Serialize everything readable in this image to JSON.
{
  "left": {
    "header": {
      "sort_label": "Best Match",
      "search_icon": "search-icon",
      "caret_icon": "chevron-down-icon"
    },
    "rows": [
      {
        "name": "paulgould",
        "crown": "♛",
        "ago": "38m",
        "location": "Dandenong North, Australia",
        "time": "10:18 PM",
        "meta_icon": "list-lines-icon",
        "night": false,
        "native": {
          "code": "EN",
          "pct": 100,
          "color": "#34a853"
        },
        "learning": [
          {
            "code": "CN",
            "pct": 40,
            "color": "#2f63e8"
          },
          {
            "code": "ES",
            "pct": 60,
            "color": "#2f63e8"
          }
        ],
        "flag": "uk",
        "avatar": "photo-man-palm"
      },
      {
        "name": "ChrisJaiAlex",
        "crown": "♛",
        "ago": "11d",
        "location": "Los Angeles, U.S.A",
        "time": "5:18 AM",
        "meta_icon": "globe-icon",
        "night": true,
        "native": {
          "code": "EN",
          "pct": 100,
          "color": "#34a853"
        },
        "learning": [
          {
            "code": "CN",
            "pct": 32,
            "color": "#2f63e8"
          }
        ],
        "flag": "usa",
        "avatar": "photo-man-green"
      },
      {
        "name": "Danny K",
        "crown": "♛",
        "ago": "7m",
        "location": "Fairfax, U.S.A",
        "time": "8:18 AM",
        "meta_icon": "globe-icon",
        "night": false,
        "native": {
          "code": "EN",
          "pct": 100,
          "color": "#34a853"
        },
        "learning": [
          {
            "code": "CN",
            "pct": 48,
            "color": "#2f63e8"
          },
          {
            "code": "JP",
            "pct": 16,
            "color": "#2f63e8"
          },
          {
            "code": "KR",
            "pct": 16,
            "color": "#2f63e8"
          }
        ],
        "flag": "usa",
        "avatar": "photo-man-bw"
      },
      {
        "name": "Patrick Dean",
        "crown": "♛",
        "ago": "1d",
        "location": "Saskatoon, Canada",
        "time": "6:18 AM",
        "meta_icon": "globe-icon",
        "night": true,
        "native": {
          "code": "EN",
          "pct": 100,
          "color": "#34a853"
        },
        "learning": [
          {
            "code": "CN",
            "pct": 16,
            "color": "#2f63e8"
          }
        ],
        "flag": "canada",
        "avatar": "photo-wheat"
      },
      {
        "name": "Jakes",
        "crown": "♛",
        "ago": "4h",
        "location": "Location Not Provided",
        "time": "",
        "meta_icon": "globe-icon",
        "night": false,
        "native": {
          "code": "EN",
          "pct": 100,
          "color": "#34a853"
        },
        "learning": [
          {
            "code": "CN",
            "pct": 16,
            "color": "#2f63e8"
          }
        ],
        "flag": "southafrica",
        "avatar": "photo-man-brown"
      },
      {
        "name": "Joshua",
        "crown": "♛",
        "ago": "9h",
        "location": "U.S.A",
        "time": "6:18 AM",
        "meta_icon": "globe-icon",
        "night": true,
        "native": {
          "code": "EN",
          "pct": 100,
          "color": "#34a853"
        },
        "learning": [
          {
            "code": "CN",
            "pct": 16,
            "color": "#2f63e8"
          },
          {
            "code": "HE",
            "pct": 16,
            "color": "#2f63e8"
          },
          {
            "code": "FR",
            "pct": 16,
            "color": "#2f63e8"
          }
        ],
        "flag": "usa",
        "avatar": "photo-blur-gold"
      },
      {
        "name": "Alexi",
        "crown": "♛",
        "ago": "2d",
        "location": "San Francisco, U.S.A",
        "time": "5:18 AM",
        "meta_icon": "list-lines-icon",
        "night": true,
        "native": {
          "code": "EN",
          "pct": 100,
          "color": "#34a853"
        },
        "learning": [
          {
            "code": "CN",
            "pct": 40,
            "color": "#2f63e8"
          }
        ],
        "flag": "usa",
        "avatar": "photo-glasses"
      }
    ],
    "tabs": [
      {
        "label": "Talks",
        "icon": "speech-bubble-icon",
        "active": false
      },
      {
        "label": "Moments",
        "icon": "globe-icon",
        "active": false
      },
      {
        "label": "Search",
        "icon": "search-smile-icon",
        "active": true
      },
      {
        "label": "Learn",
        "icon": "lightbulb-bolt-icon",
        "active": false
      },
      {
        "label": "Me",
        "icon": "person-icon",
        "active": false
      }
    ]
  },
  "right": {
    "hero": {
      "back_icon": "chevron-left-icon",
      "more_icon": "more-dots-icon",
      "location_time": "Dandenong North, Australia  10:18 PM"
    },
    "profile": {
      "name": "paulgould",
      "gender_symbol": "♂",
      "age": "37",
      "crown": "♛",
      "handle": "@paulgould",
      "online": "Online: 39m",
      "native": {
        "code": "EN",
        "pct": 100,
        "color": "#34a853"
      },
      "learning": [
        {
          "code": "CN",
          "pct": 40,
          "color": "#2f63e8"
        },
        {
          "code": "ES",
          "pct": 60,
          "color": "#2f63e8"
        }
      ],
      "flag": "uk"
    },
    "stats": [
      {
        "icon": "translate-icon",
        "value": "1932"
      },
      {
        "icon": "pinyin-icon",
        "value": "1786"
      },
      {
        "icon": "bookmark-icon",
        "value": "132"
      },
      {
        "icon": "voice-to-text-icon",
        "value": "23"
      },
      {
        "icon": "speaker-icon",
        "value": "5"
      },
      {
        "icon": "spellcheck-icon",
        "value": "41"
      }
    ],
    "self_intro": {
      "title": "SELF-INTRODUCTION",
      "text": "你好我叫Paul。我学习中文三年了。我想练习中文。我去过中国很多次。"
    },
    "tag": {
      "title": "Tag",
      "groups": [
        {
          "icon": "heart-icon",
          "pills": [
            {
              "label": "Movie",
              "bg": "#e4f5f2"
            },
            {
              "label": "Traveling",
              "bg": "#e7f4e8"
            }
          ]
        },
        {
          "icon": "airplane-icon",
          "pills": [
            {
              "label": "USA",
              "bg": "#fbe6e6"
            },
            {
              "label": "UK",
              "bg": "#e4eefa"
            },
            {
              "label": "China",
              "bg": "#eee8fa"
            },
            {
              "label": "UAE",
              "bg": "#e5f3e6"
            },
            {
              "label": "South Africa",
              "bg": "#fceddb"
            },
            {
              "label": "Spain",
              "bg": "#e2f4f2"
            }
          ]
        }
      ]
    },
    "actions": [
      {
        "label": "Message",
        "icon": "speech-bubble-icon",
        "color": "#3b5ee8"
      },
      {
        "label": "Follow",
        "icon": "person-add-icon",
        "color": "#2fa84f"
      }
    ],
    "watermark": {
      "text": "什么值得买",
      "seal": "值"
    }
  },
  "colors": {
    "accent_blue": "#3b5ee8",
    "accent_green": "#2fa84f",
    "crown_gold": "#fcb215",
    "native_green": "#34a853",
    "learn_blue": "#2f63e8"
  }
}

——————

- [Exercise task]: Transcribe the full listing above without leaving anything out.

- [Full response]:
Serialize everything readable in this image to JSON.
{
  "left": {
    "header": {
      "sort_label": "Best Match",
      "search_icon": "search-icon",
      "caret_icon": "chevron-down-icon"
    },
    "rows": [
      {
        "name": "paulgould",
        "crown": "♛",
        "ago": "38m",
        "location": "Dandenong North, Australia",
        "time": "10:18 PM",
        "meta_icon": "list-lines-icon",
        "night": false,
        "native": {
          "code": "EN",
          "pct": 100,
          "color": "#34a853"
        },
        "learning": [
          {
            "code": "CN",
            "pct": 40,
            "color": "#2f63e8"
          },
          {
            "code": "ES",
            "pct": 60,
            "color": "#2f63e8"
          }
        ],
        "flag": "uk",
        "avatar": "photo-man-palm"
      },
      {
        "name": "ChrisJaiAlex",
        "crown": "♛",
        "ago": "11d",
        "location": "Los Angeles, U.S.A",
        "time": "5:18 AM",
        "meta_icon": "globe-icon",
        "night": true,
        "native": {
          "code": "EN",
          "pct": 100,
          "color": "#34a853"
        },
        "learning": [
          {
            "code": "CN",
            "pct": 32,
            "color": "#2f63e8"
          }
        ],
        "flag": "usa",
        "avatar": "photo-man-green"
      },
      {
        "name": "Danny K",
        "crown": "♛",
        "ago": "7m",
        "location": "Fairfax, U.S.A",
        "time": "8:18 AM",
        "meta_icon": "globe-icon",
        "night": false,
        "native": {
          "code": "EN",
          "pct": 100,
          "color": "#34a853"
        },
        "learning": [
          {
            "code": "CN",
            "pct": 48,
            "color": "#2f63e8"
          },
          {
            "code": "JP",
            "pct": 16,
            "color": "#2f63e8"
          },
          {
            "code": "KR",
            "pct": 16,
            "color": "#2f63e8"
          }
        ],
        "flag": "usa",
        "avatar": "photo-man-bw"
      },
      {
        "name": "Patrick Dean",
        "crown": "♛",
        "ago": "1d",
        "location": "Saskatoon, Canada",
        "time": "6:18 AM",
        "meta_icon": "globe-icon",
        "night": true,
        "native": {
          "code": "EN",
          "pct": 100,
          "color": "#34a853"
        },
        "learning": [
          {
            "code": "CN",
            "pct": 16,
            "color": "#2f63e8"
          }
        ],
        "flag": "canada",
        "avatar": "photo-wheat"
      },
      {
        "name": "Jakes",
        "crown": "♛",
        "ago": "4h",
        "location": "Location Not Provided",
        "time": "",
        "meta_icon": "globe-icon",
        "night": false,
        "native": {
          "code": "EN",
          "pct": 100,
          "color": "#34a853"
        },
        "learning": [
          {
            "code": "CN",
            "pct": 16,
            "color": "#2f63e8"
          }
        ],
        "flag": "southafrica",
        "avatar": "photo-man-brown"
      },
      {
        "name": "Joshua",
        "crown": "♛",
        "ago": "9h",
        "location": "U.S.A",
        "time": "6:18 AM",
        "meta_icon": "globe-icon",
        "night": true,
        "native": {
          "code": "EN",
          "pct": 100,
          "color": "#34a853"
        },
        "learning": [
          {
            "code": "CN",
            "pct": 16,
            "color": "#2f63e8"
          },
          {
            "code": "HE",
            "pct": 16,
            "color": "#2f63e8"
          },
          {
            "code": "FR",
            "pct": 16,
            "color": "#2f63e8"
          }
        ],
        "flag": "usa",
        "avatar": "photo-blur-gold"
      },
      {
        "name": "Alexi",
        "crown": "♛",
        "ago": "2d",
        "location": "San Francisco, U.S.A",
        "time": "5:18 AM",
        "meta_icon": "list-lines-icon",
        "night": true,
        "native": {
          "code": "EN",
          "pct": 100,
          "color": "#34a853"
        },
        "learning": [
          {
            "code": "CN",
            "pct": 40,
            "color": "#2f63e8"
          }
        ],
        "flag": "usa",
        "avatar": "photo-glasses"
      }
    ],
    "tabs": [
      {
        "label": "Talks",
        "icon": "speech-bubble-icon",
        "active": false
      },
      {
        "label": "Moments",
        "icon": "globe-icon",
        "active": false
      },
      {
        "label": "Search",
        "icon": "search-smile-icon",
        "active": true
      },
      {
        "label": "Learn",
        "icon": "lightbulb-bolt-icon",
        "active": false
      },
      {
        "label": "Me",
        "icon": "person-icon",
        "active": false
      }
    ]
  },
  "right": {
    "hero": {
      "back_icon": "chevron-left-icon",
      "more_icon": "more-dots-icon",
      "location_time": "Dandenong North, Australia  10:18 PM"
    },
    "profile": {
      "name": "paulgould",
      "gender_symbol": "♂",
      "age": "37",
      "crown": "♛",
      "handle": "@paulgould",
      "online": "Online: 39m",
      "native": {
        "code": "EN",
        "pct": 100,
        "color": "#34a853"
      },
      "learning": [
        {
          "code": "CN",
          "pct": 40,
          "color": "#2f63e8"
        },
        {
          "code": "ES",
          "pct": 60,
          "color": "#2f63e8"
        }
      ],
      "flag": "uk"
    },
    "stats": [
      {
        "icon": "translate-icon",
        "value": "1932"
      },
      {
        "icon": "pinyin-icon",
        "value": "1786"
      },
      {
        "icon": "bookmark-icon",
        "value": "132"
      },
      {
        "icon": "voice-to-text-icon",
        "value": "23"
      },
      {
        "icon": "speaker-icon",
        "value": "5"
      },
      {
        "icon": "spellcheck-icon",
        "value": "41"
      }
    ],
    "self_intro": {
      "title": "SELF-INTRODUCTION",
      "text": "你好我叫Paul。我学习中文三年了。我想练习中文。我去过中国很多次。"
    },
    "tag": {
      "title": "Tag",
      "groups": [
        {
          "icon": "heart-icon",
          "pills": [
            {
              "label": "Movie",
              "bg": "#e4f5f2"
            },
            {
              "label": "Traveling",
              "bg": "#e7f4e8"
            }
          ]
        },
        {
          "icon": "airplane-icon",
          "pills": [
            {
              "label": "USA",
              "bg": "#fbe6e6"
            },
            {
              "label": "UK",
              "bg": "#e4eefa"
            },
            {
              "label": "China",
              "bg": "#eee8fa"
            },
            {
              "label": "UAE",
              "bg": "#e5f3e6"
            },
            {
              "label": "South Africa",
              "bg": "#fceddb"
            },
            {
              "label": "Spain",
              "bg": "#e2f4f2"
            }
          ]
        }
      ]
    },
    "actions": [
      {
        "label": "Message",
        "icon": "speech-bubble-icon",
        "color": "#3b5ee8"
      },
      {
        "label": "Follow",
        "icon": "person-add-icon",
        "color": "#2fa84f"
      }
    ],
    "watermark": {
      "text": "什么值得买",
      "seal": "值"
    }
  },
  "colors": {
    "accent_blue": "#3b5ee8",
    "accent_green": "#2fa84f",
    "crown_gold": "#fcb215",
    "native_green": "#34a853",
    "learn_blue": "#2f63e8"
  }
}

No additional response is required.